▸ **THE EXERCISE**: Return a copy of each line that holds the string "title".

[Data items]
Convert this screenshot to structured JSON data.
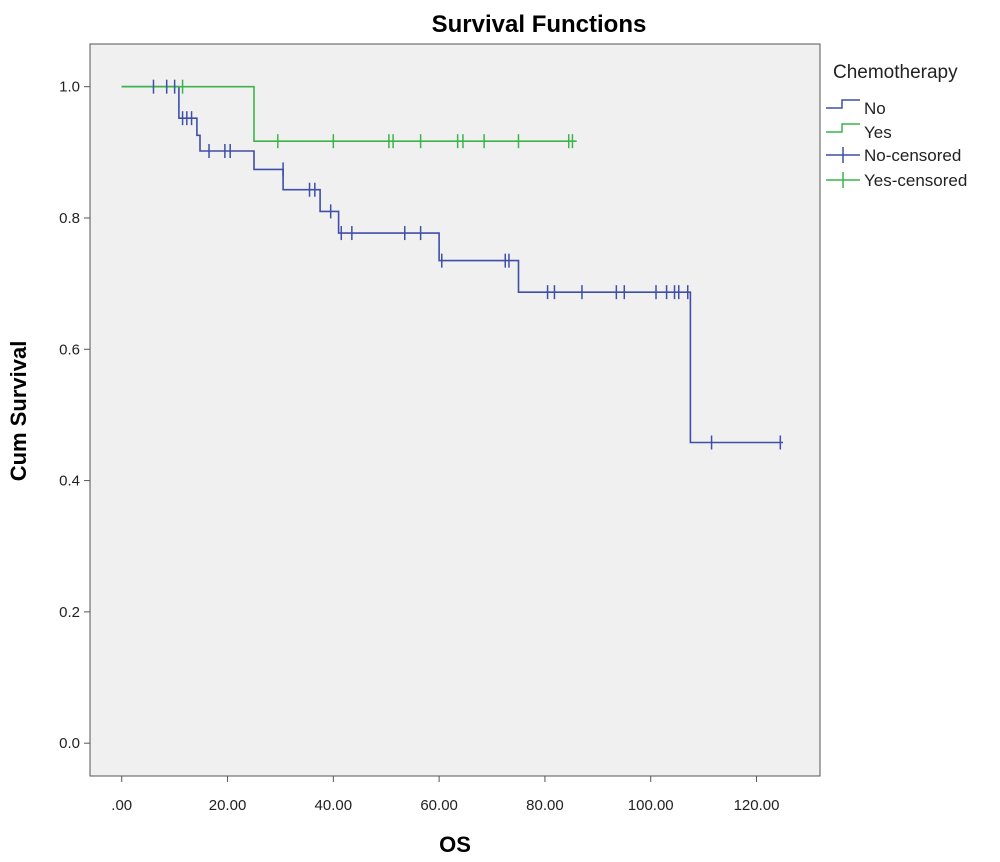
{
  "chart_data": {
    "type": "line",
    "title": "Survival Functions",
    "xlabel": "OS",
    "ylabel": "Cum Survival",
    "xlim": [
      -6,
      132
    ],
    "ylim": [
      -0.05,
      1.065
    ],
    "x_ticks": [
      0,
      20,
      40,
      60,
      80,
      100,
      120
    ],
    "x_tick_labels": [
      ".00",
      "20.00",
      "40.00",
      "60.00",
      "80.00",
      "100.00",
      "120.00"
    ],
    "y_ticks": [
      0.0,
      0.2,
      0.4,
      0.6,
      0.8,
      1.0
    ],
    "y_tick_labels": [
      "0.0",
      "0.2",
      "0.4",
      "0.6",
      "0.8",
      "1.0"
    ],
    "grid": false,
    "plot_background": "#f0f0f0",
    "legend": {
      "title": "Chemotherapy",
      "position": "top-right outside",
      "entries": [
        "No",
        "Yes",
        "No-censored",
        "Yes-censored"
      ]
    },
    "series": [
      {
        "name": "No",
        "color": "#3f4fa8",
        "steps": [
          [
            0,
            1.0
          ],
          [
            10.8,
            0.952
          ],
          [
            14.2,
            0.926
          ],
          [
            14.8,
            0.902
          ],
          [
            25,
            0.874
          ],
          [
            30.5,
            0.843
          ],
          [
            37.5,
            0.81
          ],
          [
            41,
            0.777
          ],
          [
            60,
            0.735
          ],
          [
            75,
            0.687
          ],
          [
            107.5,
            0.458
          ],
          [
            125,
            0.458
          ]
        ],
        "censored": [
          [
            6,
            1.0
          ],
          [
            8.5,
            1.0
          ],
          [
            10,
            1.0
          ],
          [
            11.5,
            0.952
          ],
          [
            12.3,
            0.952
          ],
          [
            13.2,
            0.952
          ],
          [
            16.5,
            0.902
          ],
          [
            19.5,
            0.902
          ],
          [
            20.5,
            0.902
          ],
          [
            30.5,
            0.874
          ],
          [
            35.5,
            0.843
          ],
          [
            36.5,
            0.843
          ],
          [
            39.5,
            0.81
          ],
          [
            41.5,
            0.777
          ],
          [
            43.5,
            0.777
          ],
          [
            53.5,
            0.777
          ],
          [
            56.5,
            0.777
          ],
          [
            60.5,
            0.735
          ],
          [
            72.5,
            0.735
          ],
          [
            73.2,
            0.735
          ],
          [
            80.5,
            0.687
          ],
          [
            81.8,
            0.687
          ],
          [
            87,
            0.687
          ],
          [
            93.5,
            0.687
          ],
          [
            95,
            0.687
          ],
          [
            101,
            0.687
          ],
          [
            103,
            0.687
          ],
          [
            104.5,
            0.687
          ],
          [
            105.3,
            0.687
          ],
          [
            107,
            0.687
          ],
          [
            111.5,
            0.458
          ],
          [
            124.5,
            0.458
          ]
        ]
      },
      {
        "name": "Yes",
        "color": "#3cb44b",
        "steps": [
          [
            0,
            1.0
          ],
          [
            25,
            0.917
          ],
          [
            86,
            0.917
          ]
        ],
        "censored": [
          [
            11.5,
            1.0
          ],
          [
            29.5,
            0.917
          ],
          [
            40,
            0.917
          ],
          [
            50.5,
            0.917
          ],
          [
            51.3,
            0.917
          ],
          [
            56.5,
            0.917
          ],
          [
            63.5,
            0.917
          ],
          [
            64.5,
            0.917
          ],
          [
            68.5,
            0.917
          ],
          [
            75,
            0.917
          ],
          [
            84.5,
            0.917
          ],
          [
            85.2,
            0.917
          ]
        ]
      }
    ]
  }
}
* * *
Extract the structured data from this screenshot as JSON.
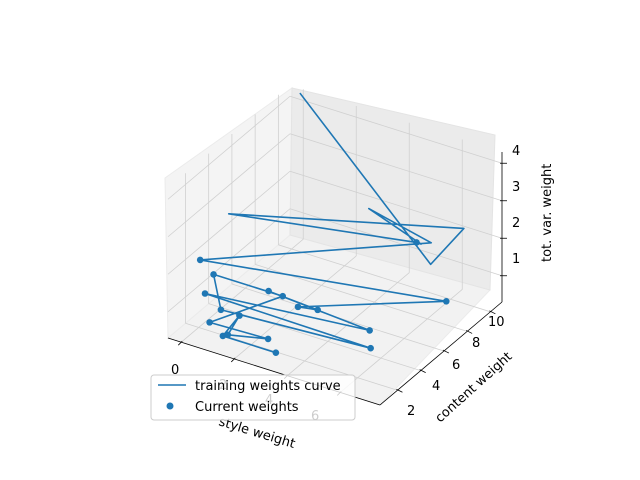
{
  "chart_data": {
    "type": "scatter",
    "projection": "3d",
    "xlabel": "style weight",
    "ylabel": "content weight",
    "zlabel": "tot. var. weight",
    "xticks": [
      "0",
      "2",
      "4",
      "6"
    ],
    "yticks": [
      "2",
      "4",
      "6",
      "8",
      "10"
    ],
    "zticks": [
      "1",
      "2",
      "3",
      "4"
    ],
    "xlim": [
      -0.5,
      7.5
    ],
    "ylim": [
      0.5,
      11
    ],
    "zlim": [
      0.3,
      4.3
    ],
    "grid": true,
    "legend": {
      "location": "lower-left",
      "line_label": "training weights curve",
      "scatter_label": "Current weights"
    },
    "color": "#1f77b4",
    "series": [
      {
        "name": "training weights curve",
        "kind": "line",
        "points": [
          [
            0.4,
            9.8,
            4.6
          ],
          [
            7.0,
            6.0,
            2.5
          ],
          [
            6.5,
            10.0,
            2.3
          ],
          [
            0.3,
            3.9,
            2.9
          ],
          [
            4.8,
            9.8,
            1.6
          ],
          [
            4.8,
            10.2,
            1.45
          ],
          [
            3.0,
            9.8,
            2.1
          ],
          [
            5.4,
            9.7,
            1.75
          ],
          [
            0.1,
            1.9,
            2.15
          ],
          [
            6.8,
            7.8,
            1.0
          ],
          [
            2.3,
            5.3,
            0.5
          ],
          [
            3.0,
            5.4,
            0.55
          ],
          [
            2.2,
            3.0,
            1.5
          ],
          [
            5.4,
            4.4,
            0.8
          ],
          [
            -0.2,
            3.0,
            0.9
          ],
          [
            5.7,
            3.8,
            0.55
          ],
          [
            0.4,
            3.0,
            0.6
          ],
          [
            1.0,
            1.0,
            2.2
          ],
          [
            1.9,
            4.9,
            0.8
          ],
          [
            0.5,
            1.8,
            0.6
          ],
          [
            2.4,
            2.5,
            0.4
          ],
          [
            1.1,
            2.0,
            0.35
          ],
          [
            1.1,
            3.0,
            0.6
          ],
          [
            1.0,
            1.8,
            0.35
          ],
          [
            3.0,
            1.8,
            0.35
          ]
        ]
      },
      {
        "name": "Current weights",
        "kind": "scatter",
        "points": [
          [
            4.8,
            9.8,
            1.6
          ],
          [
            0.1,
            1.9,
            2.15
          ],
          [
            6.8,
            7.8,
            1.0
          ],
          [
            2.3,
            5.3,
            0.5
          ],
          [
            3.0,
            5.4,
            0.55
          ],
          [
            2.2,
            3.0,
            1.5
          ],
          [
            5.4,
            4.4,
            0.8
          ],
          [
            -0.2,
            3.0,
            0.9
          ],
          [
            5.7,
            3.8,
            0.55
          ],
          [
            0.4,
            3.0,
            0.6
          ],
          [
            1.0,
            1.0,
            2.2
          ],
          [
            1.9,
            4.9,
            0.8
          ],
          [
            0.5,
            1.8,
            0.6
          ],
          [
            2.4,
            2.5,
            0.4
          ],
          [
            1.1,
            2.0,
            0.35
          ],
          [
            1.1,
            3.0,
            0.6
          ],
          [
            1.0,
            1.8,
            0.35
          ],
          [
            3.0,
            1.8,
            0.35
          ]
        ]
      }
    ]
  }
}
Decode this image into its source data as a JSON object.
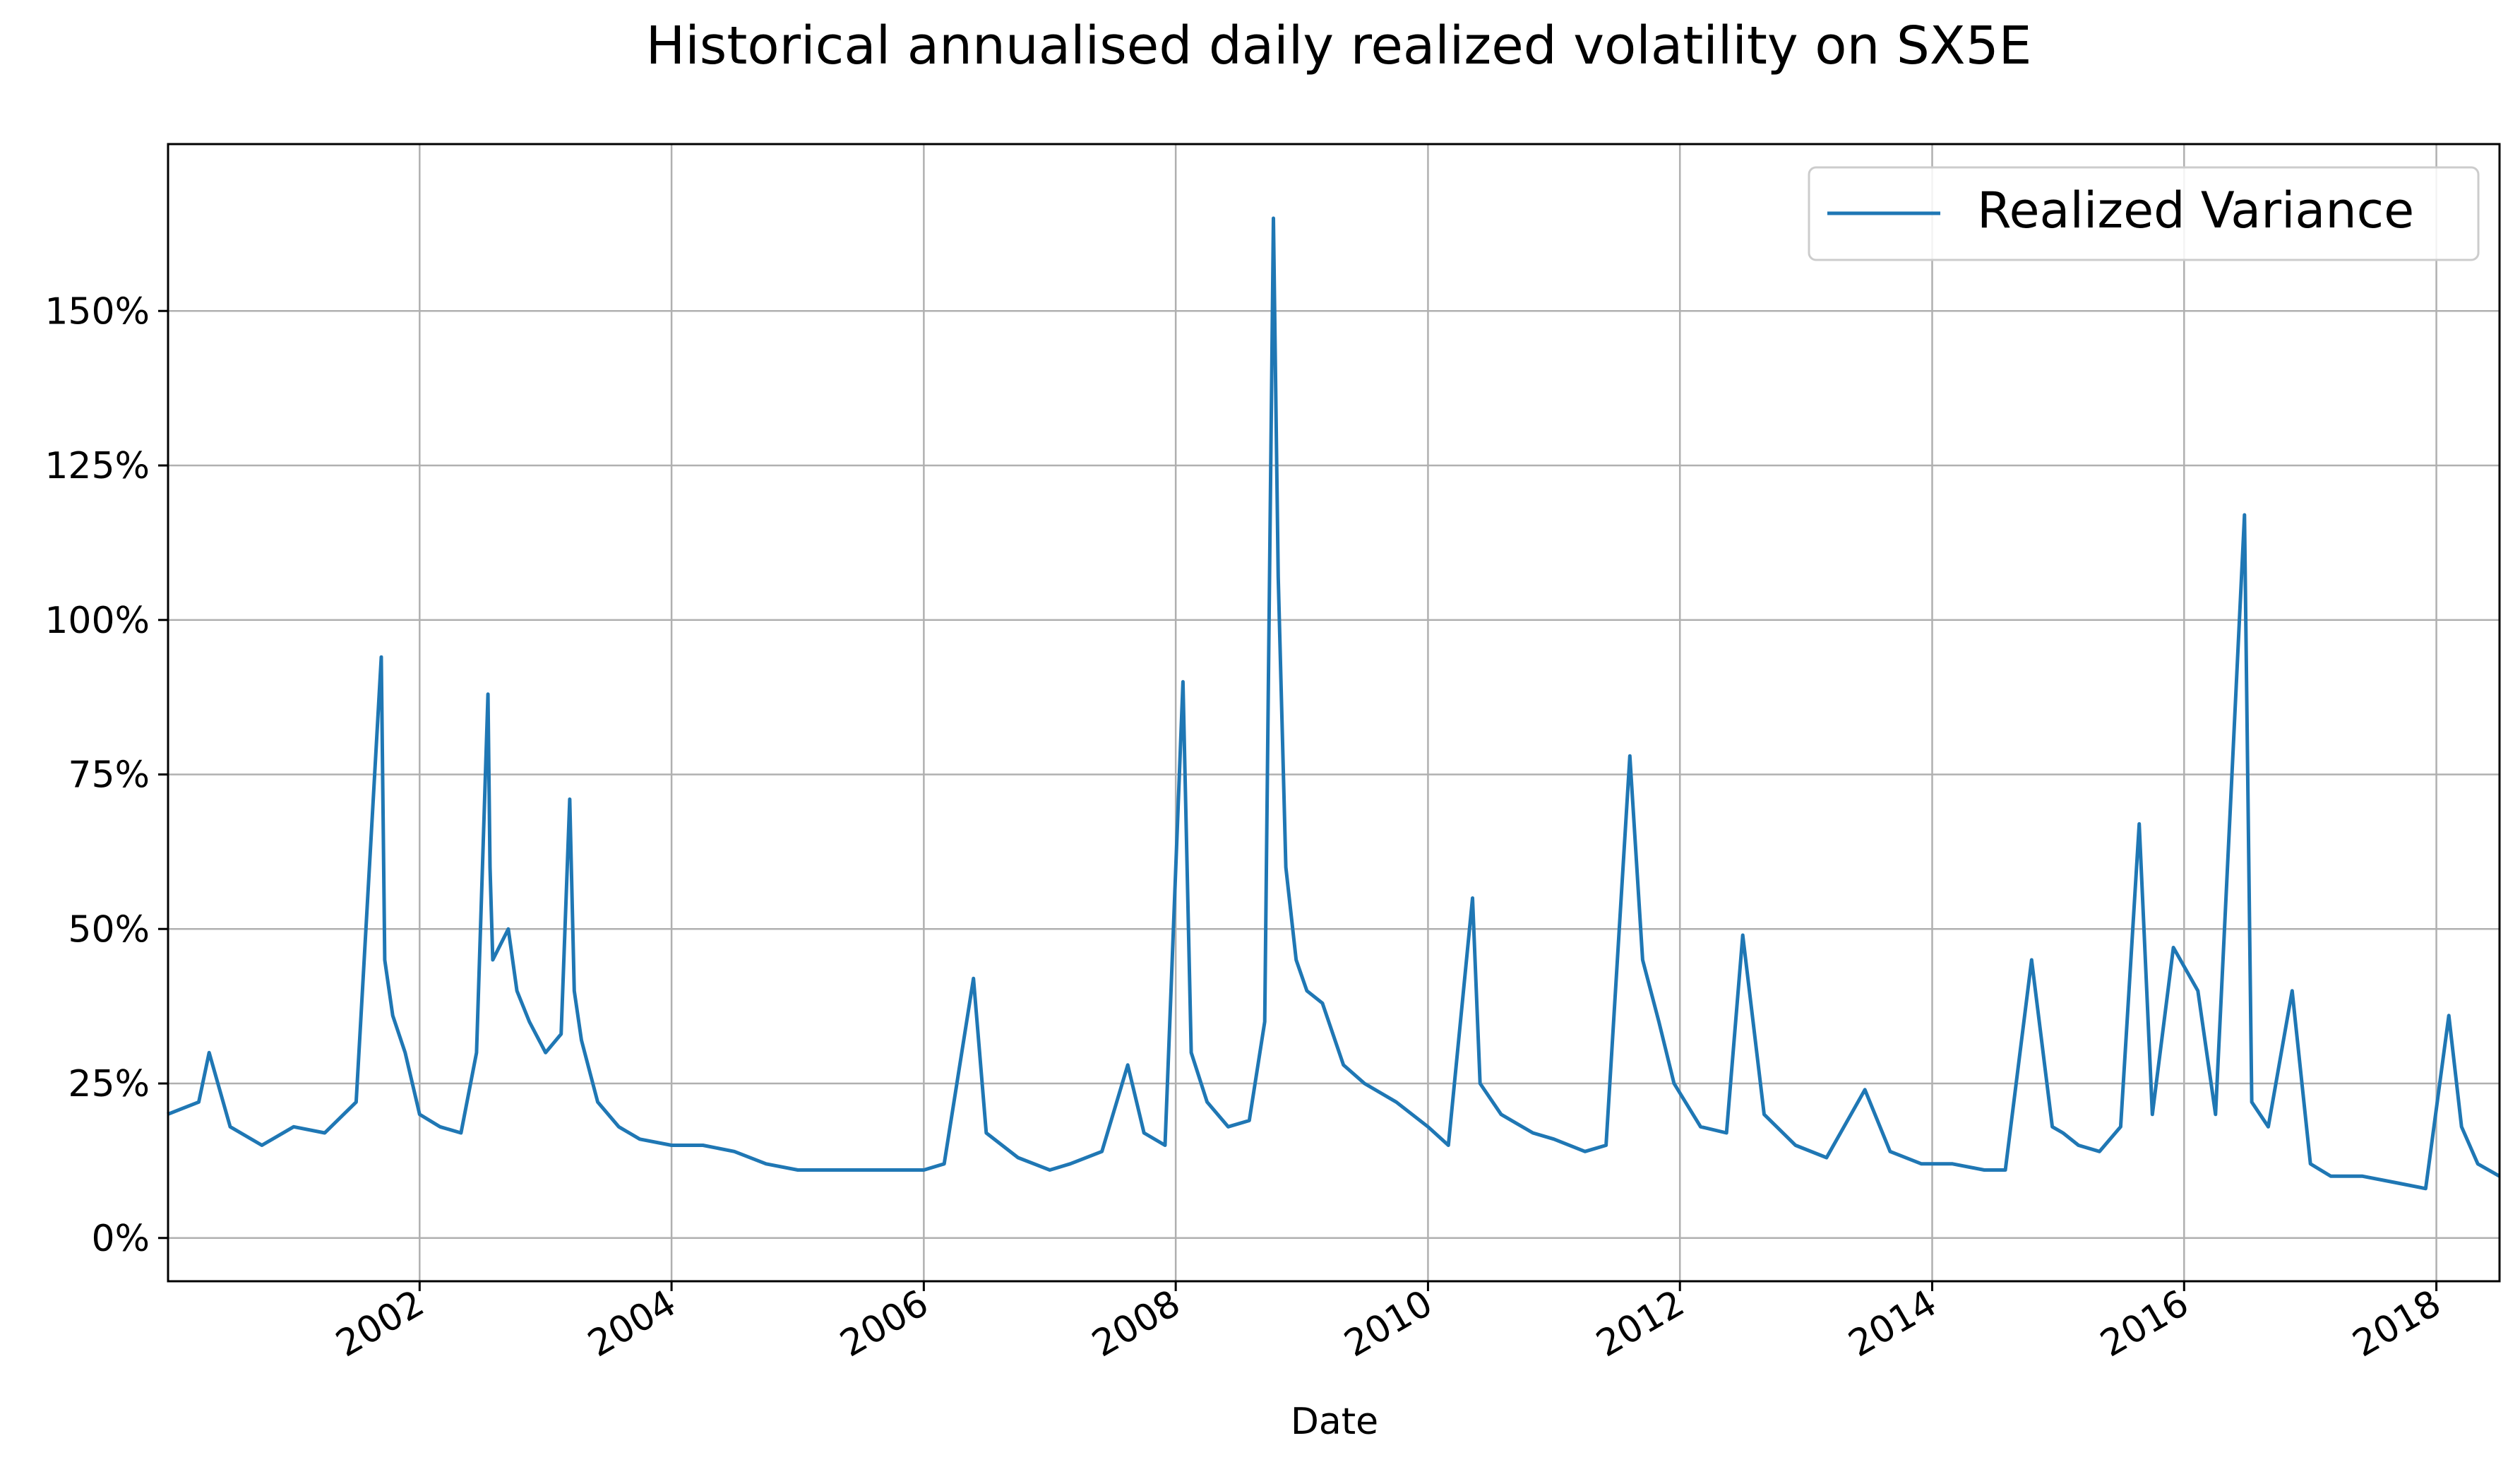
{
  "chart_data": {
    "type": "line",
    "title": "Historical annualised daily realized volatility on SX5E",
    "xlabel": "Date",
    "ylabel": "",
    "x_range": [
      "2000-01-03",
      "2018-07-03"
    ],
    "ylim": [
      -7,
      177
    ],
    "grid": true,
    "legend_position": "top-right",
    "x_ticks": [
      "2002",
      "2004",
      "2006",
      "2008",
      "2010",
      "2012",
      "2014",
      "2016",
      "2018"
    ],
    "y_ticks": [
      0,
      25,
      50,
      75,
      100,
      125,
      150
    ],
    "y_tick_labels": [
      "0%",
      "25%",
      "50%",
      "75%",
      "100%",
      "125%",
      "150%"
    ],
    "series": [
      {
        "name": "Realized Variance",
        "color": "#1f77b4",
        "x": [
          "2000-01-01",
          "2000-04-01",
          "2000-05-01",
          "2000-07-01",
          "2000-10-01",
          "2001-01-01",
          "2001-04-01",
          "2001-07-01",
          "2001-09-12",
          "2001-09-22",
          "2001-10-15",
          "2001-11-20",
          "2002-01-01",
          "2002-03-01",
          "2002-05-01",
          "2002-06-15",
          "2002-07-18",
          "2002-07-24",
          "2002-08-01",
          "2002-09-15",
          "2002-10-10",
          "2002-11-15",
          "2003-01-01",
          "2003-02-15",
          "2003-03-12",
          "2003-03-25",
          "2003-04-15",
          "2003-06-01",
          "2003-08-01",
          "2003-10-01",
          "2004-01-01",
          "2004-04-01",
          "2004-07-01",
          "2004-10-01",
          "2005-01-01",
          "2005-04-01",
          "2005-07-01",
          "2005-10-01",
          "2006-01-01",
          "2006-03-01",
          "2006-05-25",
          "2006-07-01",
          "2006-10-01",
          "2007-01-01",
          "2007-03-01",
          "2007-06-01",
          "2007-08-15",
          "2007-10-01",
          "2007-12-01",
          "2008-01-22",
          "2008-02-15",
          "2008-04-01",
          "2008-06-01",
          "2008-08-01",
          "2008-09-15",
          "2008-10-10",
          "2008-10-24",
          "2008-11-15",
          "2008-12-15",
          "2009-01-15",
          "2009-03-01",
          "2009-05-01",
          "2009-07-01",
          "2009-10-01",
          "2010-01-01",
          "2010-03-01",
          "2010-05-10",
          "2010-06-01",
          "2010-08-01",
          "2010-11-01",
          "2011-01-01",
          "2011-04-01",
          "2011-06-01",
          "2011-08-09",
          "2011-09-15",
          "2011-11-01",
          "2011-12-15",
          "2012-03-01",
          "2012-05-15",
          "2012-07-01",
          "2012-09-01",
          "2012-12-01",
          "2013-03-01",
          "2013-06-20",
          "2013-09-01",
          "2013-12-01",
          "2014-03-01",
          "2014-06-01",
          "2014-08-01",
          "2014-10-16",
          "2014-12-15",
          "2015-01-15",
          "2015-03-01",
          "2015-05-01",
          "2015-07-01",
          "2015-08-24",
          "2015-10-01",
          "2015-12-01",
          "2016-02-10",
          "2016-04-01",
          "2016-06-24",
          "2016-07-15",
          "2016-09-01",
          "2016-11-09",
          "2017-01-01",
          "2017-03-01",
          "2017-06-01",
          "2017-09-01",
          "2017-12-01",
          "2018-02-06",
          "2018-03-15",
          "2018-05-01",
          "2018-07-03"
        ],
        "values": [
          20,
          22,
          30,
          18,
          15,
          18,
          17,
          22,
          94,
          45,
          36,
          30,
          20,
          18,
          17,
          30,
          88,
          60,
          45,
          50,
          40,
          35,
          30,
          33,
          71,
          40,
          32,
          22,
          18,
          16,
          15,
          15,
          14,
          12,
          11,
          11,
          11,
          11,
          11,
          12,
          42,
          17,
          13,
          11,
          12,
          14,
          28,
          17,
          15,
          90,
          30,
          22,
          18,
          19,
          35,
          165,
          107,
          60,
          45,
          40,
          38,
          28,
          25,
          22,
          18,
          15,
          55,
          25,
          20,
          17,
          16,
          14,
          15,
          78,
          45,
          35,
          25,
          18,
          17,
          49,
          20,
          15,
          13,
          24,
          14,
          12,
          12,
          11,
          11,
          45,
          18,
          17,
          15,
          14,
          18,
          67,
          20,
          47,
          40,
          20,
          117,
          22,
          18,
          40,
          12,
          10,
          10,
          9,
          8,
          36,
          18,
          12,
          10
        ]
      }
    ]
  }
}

▸ **COMPLETED TASK**:
    "title": "Survival Functions",
      "title": "Chemotherapy",
    "title": "Historical annualised daily realized volatility on SX5E",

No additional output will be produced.